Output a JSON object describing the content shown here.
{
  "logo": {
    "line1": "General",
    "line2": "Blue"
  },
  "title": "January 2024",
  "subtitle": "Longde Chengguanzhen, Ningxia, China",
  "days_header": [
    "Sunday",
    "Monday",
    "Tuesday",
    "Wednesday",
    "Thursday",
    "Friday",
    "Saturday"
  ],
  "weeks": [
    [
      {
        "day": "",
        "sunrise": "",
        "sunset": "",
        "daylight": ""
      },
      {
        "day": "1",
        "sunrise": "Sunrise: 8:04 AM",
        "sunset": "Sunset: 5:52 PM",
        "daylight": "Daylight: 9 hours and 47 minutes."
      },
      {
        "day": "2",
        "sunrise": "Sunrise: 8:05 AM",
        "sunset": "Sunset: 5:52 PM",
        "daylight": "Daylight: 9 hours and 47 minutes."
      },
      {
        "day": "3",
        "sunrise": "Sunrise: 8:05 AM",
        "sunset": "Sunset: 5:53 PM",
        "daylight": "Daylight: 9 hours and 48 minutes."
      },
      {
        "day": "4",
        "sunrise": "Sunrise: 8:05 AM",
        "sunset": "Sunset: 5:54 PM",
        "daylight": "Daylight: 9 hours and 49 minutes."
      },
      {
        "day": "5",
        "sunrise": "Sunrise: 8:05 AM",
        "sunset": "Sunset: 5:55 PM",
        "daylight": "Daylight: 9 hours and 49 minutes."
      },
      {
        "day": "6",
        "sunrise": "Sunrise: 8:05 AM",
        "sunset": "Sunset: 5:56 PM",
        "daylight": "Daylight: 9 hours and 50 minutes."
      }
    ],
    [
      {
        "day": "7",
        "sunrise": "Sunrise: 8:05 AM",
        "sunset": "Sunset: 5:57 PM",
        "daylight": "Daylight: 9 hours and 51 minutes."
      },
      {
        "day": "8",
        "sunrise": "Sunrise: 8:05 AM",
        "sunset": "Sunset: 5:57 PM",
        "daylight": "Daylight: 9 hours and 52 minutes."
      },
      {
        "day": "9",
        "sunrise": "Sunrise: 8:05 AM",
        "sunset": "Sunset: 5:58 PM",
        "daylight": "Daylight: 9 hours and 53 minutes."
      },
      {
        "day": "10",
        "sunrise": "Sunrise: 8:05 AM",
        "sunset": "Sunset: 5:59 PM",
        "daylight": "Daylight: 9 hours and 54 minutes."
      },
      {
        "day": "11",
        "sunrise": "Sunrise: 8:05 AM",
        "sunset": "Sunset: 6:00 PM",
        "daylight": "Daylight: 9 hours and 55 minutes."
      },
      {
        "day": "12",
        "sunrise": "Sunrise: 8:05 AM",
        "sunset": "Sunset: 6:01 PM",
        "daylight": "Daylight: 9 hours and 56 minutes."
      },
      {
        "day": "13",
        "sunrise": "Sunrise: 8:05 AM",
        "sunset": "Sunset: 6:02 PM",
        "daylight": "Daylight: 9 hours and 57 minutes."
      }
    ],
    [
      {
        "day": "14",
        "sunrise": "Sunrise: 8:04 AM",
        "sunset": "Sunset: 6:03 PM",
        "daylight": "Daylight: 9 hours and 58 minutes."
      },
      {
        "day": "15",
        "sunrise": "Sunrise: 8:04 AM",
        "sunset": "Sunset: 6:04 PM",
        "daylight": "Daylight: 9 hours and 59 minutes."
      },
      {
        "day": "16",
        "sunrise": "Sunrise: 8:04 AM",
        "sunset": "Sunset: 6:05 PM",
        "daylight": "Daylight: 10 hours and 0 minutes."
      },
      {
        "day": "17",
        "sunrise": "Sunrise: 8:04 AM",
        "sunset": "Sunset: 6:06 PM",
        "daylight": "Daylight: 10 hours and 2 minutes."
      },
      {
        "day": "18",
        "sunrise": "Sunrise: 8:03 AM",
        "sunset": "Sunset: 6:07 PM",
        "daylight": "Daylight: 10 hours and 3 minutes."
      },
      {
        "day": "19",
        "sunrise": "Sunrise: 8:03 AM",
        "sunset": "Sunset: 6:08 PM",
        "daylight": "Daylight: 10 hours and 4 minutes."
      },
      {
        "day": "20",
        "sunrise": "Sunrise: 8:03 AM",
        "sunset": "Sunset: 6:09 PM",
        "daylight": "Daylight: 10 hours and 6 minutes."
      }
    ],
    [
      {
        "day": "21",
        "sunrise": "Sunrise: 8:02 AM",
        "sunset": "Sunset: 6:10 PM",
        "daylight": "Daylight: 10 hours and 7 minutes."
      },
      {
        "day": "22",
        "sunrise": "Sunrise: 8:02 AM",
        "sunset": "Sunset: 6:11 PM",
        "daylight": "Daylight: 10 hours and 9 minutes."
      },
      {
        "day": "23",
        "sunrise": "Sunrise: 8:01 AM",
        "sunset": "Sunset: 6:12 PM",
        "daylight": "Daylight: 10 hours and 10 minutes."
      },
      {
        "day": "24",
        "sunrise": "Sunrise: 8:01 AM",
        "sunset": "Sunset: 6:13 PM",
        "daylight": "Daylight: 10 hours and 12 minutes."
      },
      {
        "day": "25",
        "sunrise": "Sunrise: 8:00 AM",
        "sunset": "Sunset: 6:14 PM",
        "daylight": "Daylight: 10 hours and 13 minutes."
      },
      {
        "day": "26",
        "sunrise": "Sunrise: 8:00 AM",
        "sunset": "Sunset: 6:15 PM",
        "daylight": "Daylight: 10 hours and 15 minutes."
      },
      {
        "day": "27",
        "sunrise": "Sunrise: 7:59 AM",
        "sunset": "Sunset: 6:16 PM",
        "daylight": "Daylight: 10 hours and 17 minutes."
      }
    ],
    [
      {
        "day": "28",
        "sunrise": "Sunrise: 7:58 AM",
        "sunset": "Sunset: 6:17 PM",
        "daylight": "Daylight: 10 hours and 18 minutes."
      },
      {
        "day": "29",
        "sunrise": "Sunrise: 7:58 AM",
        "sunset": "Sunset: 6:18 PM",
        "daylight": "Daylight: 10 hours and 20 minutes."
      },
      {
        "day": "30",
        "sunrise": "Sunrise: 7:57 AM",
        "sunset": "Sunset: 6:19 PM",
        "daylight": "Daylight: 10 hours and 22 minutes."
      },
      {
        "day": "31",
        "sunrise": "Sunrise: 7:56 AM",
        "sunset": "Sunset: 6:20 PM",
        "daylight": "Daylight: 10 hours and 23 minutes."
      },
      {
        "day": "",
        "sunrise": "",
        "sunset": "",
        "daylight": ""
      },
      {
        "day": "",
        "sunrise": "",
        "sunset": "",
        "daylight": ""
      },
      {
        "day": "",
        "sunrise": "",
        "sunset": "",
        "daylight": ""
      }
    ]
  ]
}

——————

**Directions:**
Please repeat all the records above exactly as they appear.

**Exercise answer:**
Output a JSON object describing the content shown here.
{
  "logo": {
    "line1": "General",
    "line2": "Blue"
  },
  "title": "January 2024",
  "subtitle": "Longde Chengguanzhen, Ningxia, China",
  "days_header": [
    "Sunday",
    "Monday",
    "Tuesday",
    "Wednesday",
    "Thursday",
    "Friday",
    "Saturday"
  ],
  "weeks": [
    [
      {
        "day": "",
        "sunrise": "",
        "sunset": "",
        "daylight": ""
      },
      {
        "day": "1",
        "sunrise": "Sunrise: 8:04 AM",
        "sunset": "Sunset: 5:52 PM",
        "daylight": "Daylight: 9 hours and 47 minutes."
      },
      {
        "day": "2",
        "sunrise": "Sunrise: 8:05 AM",
        "sunset": "Sunset: 5:52 PM",
        "daylight": "Daylight: 9 hours and 47 minutes."
      },
      {
        "day": "3",
        "sunrise": "Sunrise: 8:05 AM",
        "sunset": "Sunset: 5:53 PM",
        "daylight": "Daylight: 9 hours and 48 minutes."
      },
      {
        "day": "4",
        "sunrise": "Sunrise: 8:05 AM",
        "sunset": "Sunset: 5:54 PM",
        "daylight": "Daylight: 9 hours and 49 minutes."
      },
      {
        "day": "5",
        "sunrise": "Sunrise: 8:05 AM",
        "sunset": "Sunset: 5:55 PM",
        "daylight": "Daylight: 9 hours and 49 minutes."
      },
      {
        "day": "6",
        "sunrise": "Sunrise: 8:05 AM",
        "sunset": "Sunset: 5:56 PM",
        "daylight": "Daylight: 9 hours and 50 minutes."
      }
    ],
    [
      {
        "day": "7",
        "sunrise": "Sunrise: 8:05 AM",
        "sunset": "Sunset: 5:57 PM",
        "daylight": "Daylight: 9 hours and 51 minutes."
      },
      {
        "day": "8",
        "sunrise": "Sunrise: 8:05 AM",
        "sunset": "Sunset: 5:57 PM",
        "daylight": "Daylight: 9 hours and 52 minutes."
      },
      {
        "day": "9",
        "sunrise": "Sunrise: 8:05 AM",
        "sunset": "Sunset: 5:58 PM",
        "daylight": "Daylight: 9 hours and 53 minutes."
      },
      {
        "day": "10",
        "sunrise": "Sunrise: 8:05 AM",
        "sunset": "Sunset: 5:59 PM",
        "daylight": "Daylight: 9 hours and 54 minutes."
      },
      {
        "day": "11",
        "sunrise": "Sunrise: 8:05 AM",
        "sunset": "Sunset: 6:00 PM",
        "daylight": "Daylight: 9 hours and 55 minutes."
      },
      {
        "day": "12",
        "sunrise": "Sunrise: 8:05 AM",
        "sunset": "Sunset: 6:01 PM",
        "daylight": "Daylight: 9 hours and 56 minutes."
      },
      {
        "day": "13",
        "sunrise": "Sunrise: 8:05 AM",
        "sunset": "Sunset: 6:02 PM",
        "daylight": "Daylight: 9 hours and 57 minutes."
      }
    ],
    [
      {
        "day": "14",
        "sunrise": "Sunrise: 8:04 AM",
        "sunset": "Sunset: 6:03 PM",
        "daylight": "Daylight: 9 hours and 58 minutes."
      },
      {
        "day": "15",
        "sunrise": "Sunrise: 8:04 AM",
        "sunset": "Sunset: 6:04 PM",
        "daylight": "Daylight: 9 hours and 59 minutes."
      },
      {
        "day": "16",
        "sunrise": "Sunrise: 8:04 AM",
        "sunset": "Sunset: 6:05 PM",
        "daylight": "Daylight: 10 hours and 0 minutes."
      },
      {
        "day": "17",
        "sunrise": "Sunrise: 8:04 AM",
        "sunset": "Sunset: 6:06 PM",
        "daylight": "Daylight: 10 hours and 2 minutes."
      },
      {
        "day": "18",
        "sunrise": "Sunrise: 8:03 AM",
        "sunset": "Sunset: 6:07 PM",
        "daylight": "Daylight: 10 hours and 3 minutes."
      },
      {
        "day": "19",
        "sunrise": "Sunrise: 8:03 AM",
        "sunset": "Sunset: 6:08 PM",
        "daylight": "Daylight: 10 hours and 4 minutes."
      },
      {
        "day": "20",
        "sunrise": "Sunrise: 8:03 AM",
        "sunset": "Sunset: 6:09 PM",
        "daylight": "Daylight: 10 hours and 6 minutes."
      }
    ],
    [
      {
        "day": "21",
        "sunrise": "Sunrise: 8:02 AM",
        "sunset": "Sunset: 6:10 PM",
        "daylight": "Daylight: 10 hours and 7 minutes."
      },
      {
        "day": "22",
        "sunrise": "Sunrise: 8:02 AM",
        "sunset": "Sunset: 6:11 PM",
        "daylight": "Daylight: 10 hours and 9 minutes."
      },
      {
        "day": "23",
        "sunrise": "Sunrise: 8:01 AM",
        "sunset": "Sunset: 6:12 PM",
        "daylight": "Daylight: 10 hours and 10 minutes."
      },
      {
        "day": "24",
        "sunrise": "Sunrise: 8:01 AM",
        "sunset": "Sunset: 6:13 PM",
        "daylight": "Daylight: 10 hours and 12 minutes."
      },
      {
        "day": "25",
        "sunrise": "Sunrise: 8:00 AM",
        "sunset": "Sunset: 6:14 PM",
        "daylight": "Daylight: 10 hours and 13 minutes."
      },
      {
        "day": "26",
        "sunrise": "Sunrise: 8:00 AM",
        "sunset": "Sunset: 6:15 PM",
        "daylight": "Daylight: 10 hours and 15 minutes."
      },
      {
        "day": "27",
        "sunrise": "Sunrise: 7:59 AM",
        "sunset": "Sunset: 6:16 PM",
        "daylight": "Daylight: 10 hours and 17 minutes."
      }
    ],
    [
      {
        "day": "28",
        "sunrise": "Sunrise: 7:58 AM",
        "sunset": "Sunset: 6:17 PM",
        "daylight": "Daylight: 10 hours and 18 minutes."
      },
      {
        "day": "29",
        "sunrise": "Sunrise: 7:58 AM",
        "sunset": "Sunset: 6:18 PM",
        "daylight": "Daylight: 10 hours and 20 minutes."
      },
      {
        "day": "30",
        "sunrise": "Sunrise: 7:57 AM",
        "sunset": "Sunset: 6:19 PM",
        "daylight": "Daylight: 10 hours and 22 minutes."
      },
      {
        "day": "31",
        "sunrise": "Sunrise: 7:56 AM",
        "sunset": "Sunset: 6:20 PM",
        "daylight": "Daylight: 10 hours and 23 minutes."
      },
      {
        "day": "",
        "sunrise": "",
        "sunset": "",
        "daylight": ""
      },
      {
        "day": "",
        "sunrise": "",
        "sunset": "",
        "daylight": ""
      },
      {
        "day": "",
        "sunrise": "",
        "sunset": "",
        "daylight": ""
      }
    ]
  ]
}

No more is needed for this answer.